**EXERCISE OBJECTIVE**
Restate each entry word for word, leaving nothing out.

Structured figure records
— start —

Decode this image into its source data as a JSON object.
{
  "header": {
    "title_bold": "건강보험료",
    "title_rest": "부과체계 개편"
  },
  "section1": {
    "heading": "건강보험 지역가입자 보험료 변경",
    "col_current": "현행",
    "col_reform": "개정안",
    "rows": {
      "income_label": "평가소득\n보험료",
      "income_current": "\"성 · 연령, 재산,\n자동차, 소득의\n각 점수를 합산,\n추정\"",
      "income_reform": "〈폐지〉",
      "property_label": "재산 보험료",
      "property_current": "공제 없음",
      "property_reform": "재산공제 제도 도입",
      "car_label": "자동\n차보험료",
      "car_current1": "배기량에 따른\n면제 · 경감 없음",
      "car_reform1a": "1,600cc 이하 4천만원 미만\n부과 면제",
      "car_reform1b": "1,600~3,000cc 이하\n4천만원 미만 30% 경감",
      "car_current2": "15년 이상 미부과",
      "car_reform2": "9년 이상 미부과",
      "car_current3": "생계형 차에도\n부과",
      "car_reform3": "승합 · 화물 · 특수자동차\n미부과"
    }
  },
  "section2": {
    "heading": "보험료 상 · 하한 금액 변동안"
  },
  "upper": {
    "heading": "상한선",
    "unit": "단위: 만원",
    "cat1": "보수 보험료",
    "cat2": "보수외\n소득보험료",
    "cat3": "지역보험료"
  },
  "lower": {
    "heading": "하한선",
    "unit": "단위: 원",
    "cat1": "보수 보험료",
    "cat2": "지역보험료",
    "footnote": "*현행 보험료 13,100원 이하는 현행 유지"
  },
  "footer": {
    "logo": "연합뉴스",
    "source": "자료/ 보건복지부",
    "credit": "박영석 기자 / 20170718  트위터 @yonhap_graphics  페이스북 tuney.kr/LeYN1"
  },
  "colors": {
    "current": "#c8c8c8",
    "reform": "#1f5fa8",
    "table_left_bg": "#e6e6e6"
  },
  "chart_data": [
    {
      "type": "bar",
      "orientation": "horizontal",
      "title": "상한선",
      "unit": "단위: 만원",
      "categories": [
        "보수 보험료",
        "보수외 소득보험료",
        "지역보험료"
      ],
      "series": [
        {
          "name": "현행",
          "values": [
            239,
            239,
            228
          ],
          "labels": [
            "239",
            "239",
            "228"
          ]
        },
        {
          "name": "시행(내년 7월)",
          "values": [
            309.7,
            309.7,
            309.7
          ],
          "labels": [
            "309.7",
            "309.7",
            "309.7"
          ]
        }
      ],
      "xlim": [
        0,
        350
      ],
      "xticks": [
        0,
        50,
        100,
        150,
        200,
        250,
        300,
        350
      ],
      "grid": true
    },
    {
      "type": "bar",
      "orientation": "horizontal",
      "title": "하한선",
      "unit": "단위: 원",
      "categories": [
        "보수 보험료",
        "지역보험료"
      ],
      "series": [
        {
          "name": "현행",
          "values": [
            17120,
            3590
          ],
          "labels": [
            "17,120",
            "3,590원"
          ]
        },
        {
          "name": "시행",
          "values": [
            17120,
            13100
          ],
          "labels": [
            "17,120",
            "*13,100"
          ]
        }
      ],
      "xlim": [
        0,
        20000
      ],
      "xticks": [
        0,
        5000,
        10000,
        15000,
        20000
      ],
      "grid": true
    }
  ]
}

— end —

**CORRECT ANSWER**
Decode this image into its source data as a JSON object.
{
  "header": {
    "title_bold": "건강보험료",
    "title_rest": "부과체계 개편"
  },
  "section1": {
    "heading": "건강보험 지역가입자 보험료 변경",
    "col_current": "현행",
    "col_reform": "개정안",
    "rows": {
      "income_label": "평가소득\n보험료",
      "income_current": "\"성 · 연령, 재산,\n자동차, 소득의\n각 점수를 합산,\n추정\"",
      "income_reform": "〈폐지〉",
      "property_label": "재산 보험료",
      "property_current": "공제 없음",
      "property_reform": "재산공제 제도 도입",
      "car_label": "자동\n차보험료",
      "car_current1": "배기량에 따른\n면제 · 경감 없음",
      "car_reform1a": "1,600cc 이하 4천만원 미만\n부과 면제",
      "car_reform1b": "1,600~3,000cc 이하\n4천만원 미만 30% 경감",
      "car_current2": "15년 이상 미부과",
      "car_reform2": "9년 이상 미부과",
      "car_current3": "생계형 차에도\n부과",
      "car_reform3": "승합 · 화물 · 특수자동차\n미부과"
    }
  },
  "section2": {
    "heading": "보험료 상 · 하한 금액 변동안"
  },
  "upper": {
    "heading": "상한선",
    "unit": "단위: 만원",
    "cat1": "보수 보험료",
    "cat2": "보수외\n소득보험료",
    "cat3": "지역보험료"
  },
  "lower": {
    "heading": "하한선",
    "unit": "단위: 원",
    "cat1": "보수 보험료",
    "cat2": "지역보험료",
    "footnote": "*현행 보험료 13,100원 이하는 현행 유지"
  },
  "footer": {
    "logo": "연합뉴스",
    "source": "자료/ 보건복지부",
    "credit": "박영석 기자 / 20170718  트위터 @yonhap_graphics  페이스북 tuney.kr/LeYN1"
  },
  "colors": {
    "current": "#c8c8c8",
    "reform": "#1f5fa8",
    "table_left_bg": "#e6e6e6"
  },
  "chart_data": [
    {
      "type": "bar",
      "orientation": "horizontal",
      "title": "상한선",
      "unit": "단위: 만원",
      "categories": [
        "보수 보험료",
        "보수외 소득보험료",
        "지역보험료"
      ],
      "series": [
        {
          "name": "현행",
          "values": [
            239,
            239,
            228
          ],
          "labels": [
            "239",
            "239",
            "228"
          ]
        },
        {
          "name": "시행(내년 7월)",
          "values": [
            309.7,
            309.7,
            309.7
          ],
          "labels": [
            "309.7",
            "309.7",
            "309.7"
          ]
        }
      ],
      "xlim": [
        0,
        350
      ],
      "xticks": [
        0,
        50,
        100,
        150,
        200,
        250,
        300,
        350
      ],
      "grid": true
    },
    {
      "type": "bar",
      "orientation": "horizontal",
      "title": "하한선",
      "unit": "단위: 원",
      "categories": [
        "보수 보험료",
        "지역보험료"
      ],
      "series": [
        {
          "name": "현행",
          "values": [
            17120,
            3590
          ],
          "labels": [
            "17,120",
            "3,590원"
          ]
        },
        {
          "name": "시행",
          "values": [
            17120,
            13100
          ],
          "labels": [
            "17,120",
            "*13,100"
          ]
        }
      ],
      "xlim": [
        0,
        20000
      ],
      "xticks": [
        0,
        5000,
        10000,
        15000,
        20000
      ],
      "grid": true
    }
  ]
}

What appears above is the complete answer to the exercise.